>>>

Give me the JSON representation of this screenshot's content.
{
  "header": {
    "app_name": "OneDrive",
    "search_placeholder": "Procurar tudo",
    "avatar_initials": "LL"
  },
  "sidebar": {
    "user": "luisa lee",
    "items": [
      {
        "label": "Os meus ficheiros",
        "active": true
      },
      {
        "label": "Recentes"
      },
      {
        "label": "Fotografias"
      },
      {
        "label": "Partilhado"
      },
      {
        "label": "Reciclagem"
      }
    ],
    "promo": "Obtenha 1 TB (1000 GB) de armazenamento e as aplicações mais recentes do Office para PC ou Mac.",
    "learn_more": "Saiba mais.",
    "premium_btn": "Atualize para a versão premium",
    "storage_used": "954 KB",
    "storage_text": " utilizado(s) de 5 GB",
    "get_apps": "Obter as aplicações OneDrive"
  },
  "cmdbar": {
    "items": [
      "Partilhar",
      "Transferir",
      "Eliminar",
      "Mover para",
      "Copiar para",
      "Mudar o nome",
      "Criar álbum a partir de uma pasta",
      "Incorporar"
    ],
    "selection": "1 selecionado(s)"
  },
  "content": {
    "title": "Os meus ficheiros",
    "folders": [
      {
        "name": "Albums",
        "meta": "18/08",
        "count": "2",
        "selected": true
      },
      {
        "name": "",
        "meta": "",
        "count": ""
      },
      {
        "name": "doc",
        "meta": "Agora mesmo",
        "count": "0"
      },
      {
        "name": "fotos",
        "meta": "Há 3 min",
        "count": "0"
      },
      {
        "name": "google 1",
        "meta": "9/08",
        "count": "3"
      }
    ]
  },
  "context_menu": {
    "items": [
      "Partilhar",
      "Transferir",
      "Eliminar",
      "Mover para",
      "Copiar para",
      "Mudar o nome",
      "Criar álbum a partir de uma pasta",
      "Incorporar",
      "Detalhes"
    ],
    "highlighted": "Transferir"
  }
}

<<<

- **THE EXERCISE**:
Gather up every line in the data above that contains the word "meus", copying each one.

- **THE RESPONSE**:
        "label": "Os meus ficheiros",
    "title": "Os meus ficheiros",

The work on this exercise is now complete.